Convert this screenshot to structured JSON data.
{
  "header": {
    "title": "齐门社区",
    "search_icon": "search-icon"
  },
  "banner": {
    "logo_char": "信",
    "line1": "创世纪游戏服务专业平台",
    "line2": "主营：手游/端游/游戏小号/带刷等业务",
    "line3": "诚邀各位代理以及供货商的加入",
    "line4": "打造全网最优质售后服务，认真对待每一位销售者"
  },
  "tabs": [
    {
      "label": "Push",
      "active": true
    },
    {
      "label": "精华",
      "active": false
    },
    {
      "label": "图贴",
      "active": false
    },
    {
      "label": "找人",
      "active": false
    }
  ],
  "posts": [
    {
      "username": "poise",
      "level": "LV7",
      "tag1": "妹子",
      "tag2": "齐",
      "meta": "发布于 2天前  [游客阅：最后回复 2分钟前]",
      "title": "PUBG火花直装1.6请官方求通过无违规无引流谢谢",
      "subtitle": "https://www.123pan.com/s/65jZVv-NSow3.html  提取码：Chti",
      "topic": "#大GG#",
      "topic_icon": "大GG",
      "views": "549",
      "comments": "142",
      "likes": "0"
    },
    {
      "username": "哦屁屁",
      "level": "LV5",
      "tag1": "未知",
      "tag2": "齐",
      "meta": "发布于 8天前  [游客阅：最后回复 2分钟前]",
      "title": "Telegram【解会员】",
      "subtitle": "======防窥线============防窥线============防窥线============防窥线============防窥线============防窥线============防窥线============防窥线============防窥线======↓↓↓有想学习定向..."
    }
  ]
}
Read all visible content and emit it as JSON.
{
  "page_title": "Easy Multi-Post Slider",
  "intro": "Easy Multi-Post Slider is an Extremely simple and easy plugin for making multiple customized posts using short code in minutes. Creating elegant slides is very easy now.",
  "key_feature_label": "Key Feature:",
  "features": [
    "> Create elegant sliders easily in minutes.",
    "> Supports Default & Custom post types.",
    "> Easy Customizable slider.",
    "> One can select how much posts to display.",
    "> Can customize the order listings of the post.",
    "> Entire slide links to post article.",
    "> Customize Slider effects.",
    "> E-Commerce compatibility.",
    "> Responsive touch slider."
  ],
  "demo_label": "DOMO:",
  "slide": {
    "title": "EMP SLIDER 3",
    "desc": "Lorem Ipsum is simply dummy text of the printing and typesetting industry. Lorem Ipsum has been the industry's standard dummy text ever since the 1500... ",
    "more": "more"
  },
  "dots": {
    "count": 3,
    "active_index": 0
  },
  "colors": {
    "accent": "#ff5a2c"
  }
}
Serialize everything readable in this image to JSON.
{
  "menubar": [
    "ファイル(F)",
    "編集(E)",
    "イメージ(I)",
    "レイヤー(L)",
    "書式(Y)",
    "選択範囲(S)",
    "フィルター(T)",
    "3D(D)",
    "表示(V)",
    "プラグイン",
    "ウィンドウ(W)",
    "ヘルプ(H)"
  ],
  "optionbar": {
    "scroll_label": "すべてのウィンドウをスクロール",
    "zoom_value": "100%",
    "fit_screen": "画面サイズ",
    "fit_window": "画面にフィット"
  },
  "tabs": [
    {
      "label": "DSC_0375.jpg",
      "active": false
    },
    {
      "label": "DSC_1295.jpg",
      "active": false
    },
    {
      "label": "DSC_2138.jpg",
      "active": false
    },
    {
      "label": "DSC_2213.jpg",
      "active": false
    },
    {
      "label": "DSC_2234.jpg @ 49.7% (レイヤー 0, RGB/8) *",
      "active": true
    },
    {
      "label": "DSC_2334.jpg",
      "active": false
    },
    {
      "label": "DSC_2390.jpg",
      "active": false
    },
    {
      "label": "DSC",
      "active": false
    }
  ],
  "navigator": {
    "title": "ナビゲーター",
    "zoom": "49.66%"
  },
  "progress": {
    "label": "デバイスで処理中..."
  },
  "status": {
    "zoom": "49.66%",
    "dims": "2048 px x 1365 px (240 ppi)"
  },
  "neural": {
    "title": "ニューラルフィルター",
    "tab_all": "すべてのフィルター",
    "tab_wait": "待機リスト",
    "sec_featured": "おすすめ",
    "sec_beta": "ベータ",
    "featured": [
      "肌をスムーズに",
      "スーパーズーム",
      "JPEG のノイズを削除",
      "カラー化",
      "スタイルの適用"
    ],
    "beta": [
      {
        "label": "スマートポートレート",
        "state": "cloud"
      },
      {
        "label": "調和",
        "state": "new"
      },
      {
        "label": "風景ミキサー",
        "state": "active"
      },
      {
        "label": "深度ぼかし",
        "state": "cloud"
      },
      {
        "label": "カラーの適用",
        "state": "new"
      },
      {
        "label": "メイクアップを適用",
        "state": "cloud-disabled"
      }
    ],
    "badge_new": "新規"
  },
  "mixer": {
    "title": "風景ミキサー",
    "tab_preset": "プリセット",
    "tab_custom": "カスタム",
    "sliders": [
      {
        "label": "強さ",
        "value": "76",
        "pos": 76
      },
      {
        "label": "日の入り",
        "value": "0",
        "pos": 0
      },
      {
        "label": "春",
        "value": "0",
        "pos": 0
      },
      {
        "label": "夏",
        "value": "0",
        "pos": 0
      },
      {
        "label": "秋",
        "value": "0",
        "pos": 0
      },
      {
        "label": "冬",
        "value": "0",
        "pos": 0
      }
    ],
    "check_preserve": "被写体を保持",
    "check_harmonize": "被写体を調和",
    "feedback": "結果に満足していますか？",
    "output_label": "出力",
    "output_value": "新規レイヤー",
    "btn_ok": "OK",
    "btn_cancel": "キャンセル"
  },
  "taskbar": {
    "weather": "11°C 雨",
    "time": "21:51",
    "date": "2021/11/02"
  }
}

§

[Objective]: Transcribe all lines as written.

[Problem solution]:
Convert this screenshot to structured JSON data.
{
  "header": {
    "title": "齐门社区",
    "search_icon": "search-icon"
  },
  "banner": {
    "logo_char": "信",
    "line1": "创世纪游戏服务专业平台",
    "line2": "主营：手游/端游/游戏小号/带刷等业务",
    "line3": "诚邀各位代理以及供货商的加入",
    "line4": "打造全网最优质售后服务，认真对待每一位销售者"
  },
  "tabs": [
    {
      "label": "Push",
      "active": true
    },
    {
      "label": "精华",
      "active": false
    },
    {
      "label": "图贴",
      "active": false
    },
    {
      "label": "找人",
      "active": false
    }
  ],
  "posts": [
    {
      "username": "poise",
      "level": "LV7",
      "tag1": "妹子",
      "tag2": "齐",
      "meta": "发布于 2天前  [游客阅：最后回复 2分钟前]",
      "title": "PUBG火花直装1.6请官方求通过无违规无引流谢谢",
      "subtitle": "https://www.123pan.com/s/65jZVv-NSow3.html  提取码：Chti",
      "topic": "#大GG#",
      "topic_icon": "大GG",
      "views": "549",
      "comments": "142",
      "likes": "0"
    },
    {
      "username": "哦屁屁",
      "level": "LV5",
      "tag1": "未知",
      "tag2": "齐",
      "meta": "发布于 8天前  [游客阅：最后回复 2分钟前]",
      "title": "Telegram【解会员】",
      "subtitle": "======防窥线============防窥线============防窥线============防窥线============防窥线============防窥线============防窥线============防窥线============防窥线======↓↓↓有想学习定向..."
    }
  ]
}
Read all visible content and emit it as JSON.
{
  "page_title": "Easy Multi-Post Slider",
  "intro": "Easy Multi-Post Slider is an Extremely simple and easy plugin for making multiple customized posts using short code in minutes. Creating elegant slides is very easy now.",
  "key_feature_label": "Key Feature:",
  "features": [
    "> Create elegant sliders easily in minutes.",
    "> Supports Default & Custom post types.",
    "> Easy Customizable slider.",
    "> One can select how much posts to display.",
    "> Can customize the order listings of the post.",
    "> Entire slide links to post article.",
    "> Customize Slider effects.",
    "> E-Commerce compatibility.",
    "> Responsive touch slider."
  ],
  "demo_label": "DOMO:",
  "slide": {
    "title": "EMP SLIDER 3",
    "desc": "Lorem Ipsum is simply dummy text of the printing and typesetting industry. Lorem Ipsum has been the industry's standard dummy text ever since the 1500... ",
    "more": "more"
  },
  "dots": {
    "count": 3,
    "active_index": 0
  },
  "colors": {
    "accent": "#ff5a2c"
  }
}
Serialize everything readable in this image to JSON.
{
  "menubar": [
    "ファイル(F)",
    "編集(E)",
    "イメージ(I)",
    "レイヤー(L)",
    "書式(Y)",
    "選択範囲(S)",
    "フィルター(T)",
    "3D(D)",
    "表示(V)",
    "プラグイン",
    "ウィンドウ(W)",
    "ヘルプ(H)"
  ],
  "optionbar": {
    "scroll_label": "すべてのウィンドウをスクロール",
    "zoom_value": "100%",
    "fit_screen": "画面サイズ",
    "fit_window": "画面にフィット"
  },
  "tabs": [
    {
      "label": "DSC_0375.jpg",
      "active": false
    },
    {
      "label": "DSC_1295.jpg",
      "active": false
    },
    {
      "label": "DSC_2138.jpg",
      "active": false
    },
    {
      "label": "DSC_2213.jpg",
      "active": false
    },
    {
      "label": "DSC_2234.jpg @ 49.7% (レイヤー 0, RGB/8) *",
      "active": true
    },
    {
      "label": "DSC_2334.jpg",
      "active": false
    },
    {
      "label": "DSC_2390.jpg",
      "active": false
    },
    {
      "label": "DSC",
      "active": false
    }
  ],
  "navigator": {
    "title": "ナビゲーター",
    "zoom": "49.66%"
  },
  "progress": {
    "label": "デバイスで処理中..."
  },
  "status": {
    "zoom": "49.66%",
    "dims": "2048 px x 1365 px (240 ppi)"
  },
  "neural": {
    "title": "ニューラルフィルター",
    "tab_all": "すべてのフィルター",
    "tab_wait": "待機リスト",
    "sec_featured": "おすすめ",
    "sec_beta": "ベータ",
    "featured": [
      "肌をスムーズに",
      "スーパーズーム",
      "JPEG のノイズを削除",
      "カラー化",
      "スタイルの適用"
    ],
    "beta": [
      {
        "label": "スマートポートレート",
        "state": "cloud"
      },
      {
        "label": "調和",
        "state": "new"
      },
      {
        "label": "風景ミキサー",
        "state": "active"
      },
      {
        "label": "深度ぼかし",
        "state": "cloud"
      },
      {
        "label": "カラーの適用",
        "state": "new"
      },
      {
        "label": "メイクアップを適用",
        "state": "cloud-disabled"
      }
    ],
    "badge_new": "新規"
  },
  "mixer": {
    "title": "風景ミキサー",
    "tab_preset": "プリセット",
    "tab_custom": "カスタム",
    "sliders": [
      {
        "label": "強さ",
        "value": "76",
        "pos": 76
      },
      {
        "label": "日の入り",
        "value": "0",
        "pos": 0
      },
      {
        "label": "春",
        "value": "0",
        "pos": 0
      },
      {
        "label": "夏",
        "value": "0",
        "pos": 0
      },
      {
        "label": "秋",
        "value": "0",
        "pos": 0
      },
      {
        "label": "冬",
        "value": "0",
        "pos": 0
      }
    ],
    "check_preserve": "被写体を保持",
    "check_harmonize": "被写体を調和",
    "feedback": "結果に満足していますか？",
    "output_label": "出力",
    "output_value": "新規レイヤー",
    "btn_ok": "OK",
    "btn_cancel": "キャンセル"
  },
  "taskbar": {
    "weather": "11°C 雨",
    "time": "21:51",
    "date": "2021/11/02"
  }
}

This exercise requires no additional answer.